_Source text_:
----
Neither Wheeler nor Lugo have had terrific springs as each carries a 5.11 and 5.56 Grapefruit League ERA, respectively. However, Carig notes that Wheeler has impressed simply by appearing healthy and brandishing a fastball that once again sits in the mid- to high-90’s. Lugo, meanwhile, proved crucial to the Mets last year, posting a 2.67 ERA across eight starts and nine relief appearances.
Nick Groke of the Denver Post reports that the Rockies agreed to a $200 million, 30-year lease with the Metropolitan Baseball Stadium District, which is the state division that owns Coors Field. As part of the deal, the Rockies will lease and develop a plot of land south of the stadium, which will cost the team $125 million for 99 years.
As Groke points out, had the Rockies not reached a deal by Thursday, March 30, the lease would have rolled over for five more years.
Rockies owner Dick Monfort issued a statement, saying, “We are proud that Coors Field will continue to be a vital part of a vibrant city, drawing fans from near and far and making our Colorado residents proud.”
The Rockies moved into Coors Field in 1995. It is the National League’s third oldest stadium. In that span of time, the Rockies have made the playoffs three times, the last coming in 2009 when they lost in the NLDS to the Phillies. The Rockies were swept in the 2007 World Series by the Red Sox.
----
Extract the baseball news text above in full, word for word, before working with the lines.

_Raw data_:
----
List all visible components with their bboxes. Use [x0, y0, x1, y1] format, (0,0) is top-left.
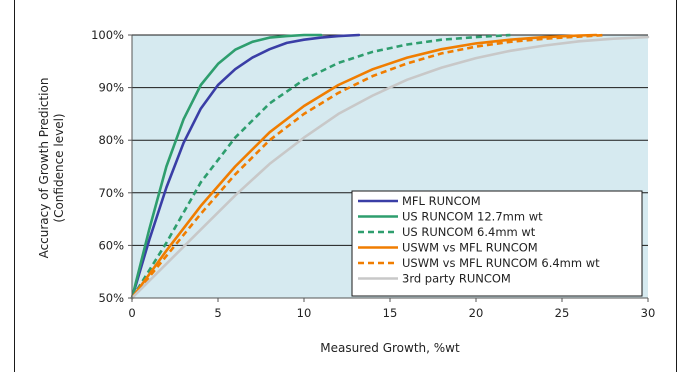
----
_Completed task_:
Neither Wheeler nor Lugo have had terrific springs as each carries a 5.11 and 5.56 Grapefruit League ERA, respectively. However, Carig notes that Wheeler has impressed simply by appearing healthy and brandishing a fastball that once again sits in the mid- to high-90’s. Lugo, meanwhile, proved crucial to the Mets last year, posting a 2.67 ERA across eight starts and nine relief appearances.
Nick Groke of the Denver Post reports that the Rockies agreed to a $200 million, 30-year lease with the Metropolitan Baseball Stadium District, which is the state division that owns Coors Field. As part of the deal, the Rockies will lease and develop a plot of land south of the stadium, which will cost the team $125 million for 99 years.
As Groke points out, had the Rockies not reached a deal by Thursday, March 30, the lease would have rolled over for five more years.
Rockies owner Dick Monfort issued a statement, saying, “We are proud that Coors Field will continue to be a vital part of a vibrant city, drawing fans from near and far and making our Colorado residents proud.”
The Rockies moved into Coors Field in 1995. It is the National League’s third oldest stadium. In that span of time, the Rockies have made the playoffs three times, the last coming in 2009 when they lost in the NLDS to the Phillies. The Rockies were swept in the 2007 World Series by the Red Sox.